__WHAT IS ASKED__. Reproduce all the material exactly, minus any pictures it holds.

__DATASET CONTENT__.
::::
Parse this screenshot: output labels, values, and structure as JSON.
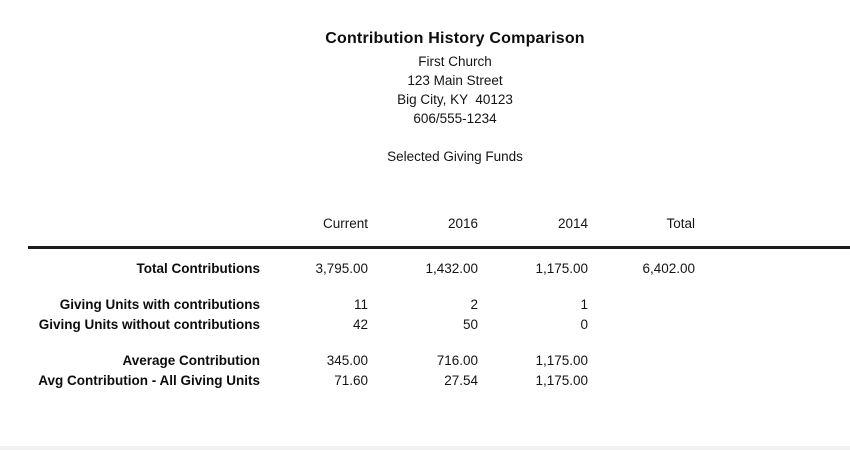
{
  "report": {
    "title": "Contribution History Comparison",
    "org_name": "First Church",
    "address_street": "123 Main Street",
    "address_city": "Big City, KY  40123",
    "phone": "606/555-1234",
    "subtitle": "Selected Giving Funds"
  },
  "table": {
    "columns": [
      "Current",
      "2016",
      "2014",
      "Total"
    ],
    "rows": [
      {
        "label": "Total Contributions",
        "values": [
          "3,795.00",
          "1,432.00",
          "1,175.00",
          "6,402.00"
        ]
      },
      {
        "label": "Giving Units with contributions",
        "values": [
          "11",
          "2",
          "1",
          ""
        ]
      },
      {
        "label": "Giving Units without contributions",
        "values": [
          "42",
          "50",
          "0",
          ""
        ]
      },
      {
        "label": "Average Contribution",
        "values": [
          "345.00",
          "716.00",
          "1,175.00",
          ""
        ]
      },
      {
        "label": "Avg Contribution - All Giving Units",
        "values": [
          "71.60",
          "27.54",
          "1,175.00",
          ""
        ]
      }
    ]
  },
  "colors": {
    "text": "#111111",
    "rule": "#1c1c1c",
    "background": "#ffffff",
    "bottom_strip": "#f1f1f1"
  }
}
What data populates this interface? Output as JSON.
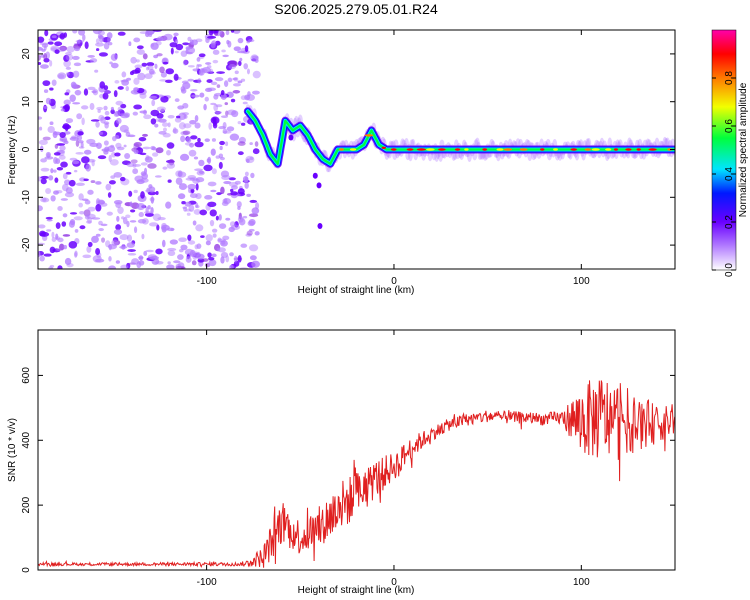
{
  "title": "S206.2025.279.05.01.R24",
  "colors": {
    "snr_line": "#e02020",
    "cb_0": "#ffffff",
    "cb_1": "#b27cff",
    "cb_2": "#6a00ff",
    "cb_3": "#0018ff",
    "cb_4": "#00e5ff",
    "cb_5": "#00ff3c",
    "cb_6": "#f2ff00",
    "cb_7": "#ff7a00",
    "cb_8": "#ff0000",
    "cb_9": "#ff00aa"
  },
  "chart_data": [
    {
      "type": "heatmap",
      "xlabel": "Height of straight line (km)",
      "ylabel": "Frequency (Hz)",
      "xlim": [
        -190,
        150
      ],
      "ylim": [
        -25,
        25
      ],
      "x_ticks": [
        -100,
        0,
        100
      ],
      "x_tick_labels": [
        "-100",
        "0",
        "100"
      ],
      "y_ticks": [
        -20,
        -10,
        0,
        10,
        20
      ],
      "y_tick_labels": [
        "-20",
        "-10",
        "0",
        "10",
        "20"
      ],
      "colorbar": {
        "label": "Normalized spectral amplitude",
        "range": [
          0,
          1
        ],
        "ticks": [
          0.0,
          0.2,
          0.4,
          0.6,
          0.8
        ],
        "tick_labels": [
          "0.0",
          "0.2",
          "0.4",
          "0.6",
          "0.8"
        ]
      },
      "noise_region_x": [
        -190,
        -76
      ],
      "signal_path": {
        "x": [
          -78,
          -74,
          -70,
          -66,
          -62,
          -58,
          -54,
          -50,
          -46,
          -42,
          -38,
          -34,
          -30,
          -26,
          -20,
          -16,
          -12,
          -8,
          -4,
          0,
          20,
          60,
          100,
          150
        ],
        "y": [
          8,
          6,
          3,
          -1,
          -3,
          6,
          4,
          5,
          3,
          0,
          -2,
          -3,
          0,
          0,
          0,
          1,
          4,
          1,
          0,
          0,
          0,
          0,
          0,
          0
        ]
      }
    },
    {
      "type": "line",
      "xlabel": "Height of straight line (km)",
      "ylabel": "SNR (10 * v/v)",
      "xlim": [
        -190,
        150
      ],
      "ylim": [
        0,
        740
      ],
      "x_ticks": [
        -100,
        0,
        100
      ],
      "x_tick_labels": [
        "-100",
        "0",
        "100"
      ],
      "y_ticks": [
        0,
        200,
        400,
        600
      ],
      "y_tick_labels": [
        "0",
        "200",
        "400",
        "600"
      ],
      "envelope": {
        "x": [
          -190,
          -80,
          -70,
          -65,
          -60,
          -50,
          -40,
          -30,
          -20,
          -10,
          0,
          10,
          20,
          30,
          40,
          50,
          60,
          70,
          80,
          90,
          100,
          110,
          120,
          130,
          140,
          150
        ],
        "mean": [
          18,
          18,
          40,
          90,
          150,
          100,
          130,
          190,
          230,
          280,
          320,
          380,
          420,
          450,
          465,
          475,
          470,
          470,
          465,
          470,
          460,
          470,
          460,
          455,
          450,
          460
        ],
        "amp": [
          8,
          10,
          60,
          110,
          130,
          100,
          120,
          150,
          130,
          110,
          80,
          60,
          40,
          35,
          35,
          35,
          35,
          35,
          35,
          40,
          200,
          250,
          220,
          160,
          110,
          80
        ]
      }
    }
  ]
}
::::
__EXPECTED OUTPUT__.
Parse this screenshot: output labels, values, and structure as JSON.
{
  "report": {
    "title": "Contribution History Comparison",
    "org_name": "First Church",
    "address_street": "123 Main Street",
    "address_city": "Big City, KY  40123",
    "phone": "606/555-1234",
    "subtitle": "Selected Giving Funds"
  },
  "table": {
    "columns": [
      "Current",
      "2016",
      "2014",
      "Total"
    ],
    "rows": [
      {
        "label": "Total Contributions",
        "values": [
          "3,795.00",
          "1,432.00",
          "1,175.00",
          "6,402.00"
        ]
      },
      {
        "label": "Giving Units with contributions",
        "values": [
          "11",
          "2",
          "1",
          ""
        ]
      },
      {
        "label": "Giving Units without contributions",
        "values": [
          "42",
          "50",
          "0",
          ""
        ]
      },
      {
        "label": "Average Contribution",
        "values": [
          "345.00",
          "716.00",
          "1,175.00",
          ""
        ]
      },
      {
        "label": "Avg Contribution - All Giving Units",
        "values": [
          "71.60",
          "27.54",
          "1,175.00",
          ""
        ]
      }
    ]
  },
  "colors": {
    "text": "#111111",
    "rule": "#1c1c1c",
    "background": "#ffffff",
    "bottom_strip": "#f1f1f1"
  }
}
What data populates this interface? Output as JSON.
{
  "title": "S206.2025.279.05.01.R24",
  "colors": {
    "snr_line": "#e02020",
    "cb_0": "#ffffff",
    "cb_1": "#b27cff",
    "cb_2": "#6a00ff",
    "cb_3": "#0018ff",
    "cb_4": "#00e5ff",
    "cb_5": "#00ff3c",
    "cb_6": "#f2ff00",
    "cb_7": "#ff7a00",
    "cb_8": "#ff0000",
    "cb_9": "#ff00aa"
  },
  "chart_data": [
    {
      "type": "heatmap",
      "xlabel": "Height of straight line (km)",
      "ylabel": "Frequency (Hz)",
      "xlim": [
        -190,
        150
      ],
      "ylim": [
        -25,
        25
      ],
      "x_ticks": [
        -100,
        0,
        100
      ],
      "x_tick_labels": [
        "-100",
        "0",
        "100"
      ],
      "y_ticks": [
        -20,
        -10,
        0,
        10,
        20
      ],
      "y_tick_labels": [
        "-20",
        "-10",
        "0",
        "10",
        "20"
      ],
      "colorbar": {
        "label": "Normalized spectral amplitude",
        "range": [
          0,
          1
        ],
        "ticks": [
          0.0,
          0.2,
          0.4,
          0.6,
          0.8
        ],
        "tick_labels": [
          "0.0",
          "0.2",
          "0.4",
          "0.6",
          "0.8"
        ]
      },
      "noise_region_x": [
        -190,
        -76
      ],
      "signal_path": {
        "x": [
          -78,
          -74,
          -70,
          -66,
          -62,
          -58,
          -54,
          -50,
          -46,
          -42,
          -38,
          -34,
          -30,
          -26,
          -20,
          -16,
          -12,
          -8,
          -4,
          0,
          20,
          60,
          100,
          150
        ],
        "y": [
          8,
          6,
          3,
          -1,
          -3,
          6,
          4,
          5,
          3,
          0,
          -2,
          -3,
          0,
          0,
          0,
          1,
          4,
          1,
          0,
          0,
          0,
          0,
          0,
          0
        ]
      }
    },
    {
      "type": "line",
      "xlabel": "Height of straight line (km)",
      "ylabel": "SNR (10 * v/v)",
      "xlim": [
        -190,
        150
      ],
      "ylim": [
        0,
        740
      ],
      "x_ticks": [
        -100,
        0,
        100
      ],
      "x_tick_labels": [
        "-100",
        "0",
        "100"
      ],
      "y_ticks": [
        0,
        200,
        400,
        600
      ],
      "y_tick_labels": [
        "0",
        "200",
        "400",
        "600"
      ],
      "envelope": {
        "x": [
          -190,
          -80,
          -70,
          -65,
          -60,
          -50,
          -40,
          -30,
          -20,
          -10,
          0,
          10,
          20,
          30,
          40,
          50,
          60,
          70,
          80,
          90,
          100,
          110,
          120,
          130,
          140,
          150
        ],
        "mean": [
          18,
          18,
          40,
          90,
          150,
          100,
          130,
          190,
          230,
          280,
          320,
          380,
          420,
          450,
          465,
          475,
          470,
          470,
          465,
          470,
          460,
          470,
          460,
          455,
          450,
          460
        ],
        "amp": [
          8,
          10,
          60,
          110,
          130,
          100,
          120,
          150,
          130,
          110,
          80,
          60,
          40,
          35,
          35,
          35,
          35,
          35,
          35,
          40,
          200,
          250,
          220,
          160,
          110,
          80
        ]
      }
    }
  ]
}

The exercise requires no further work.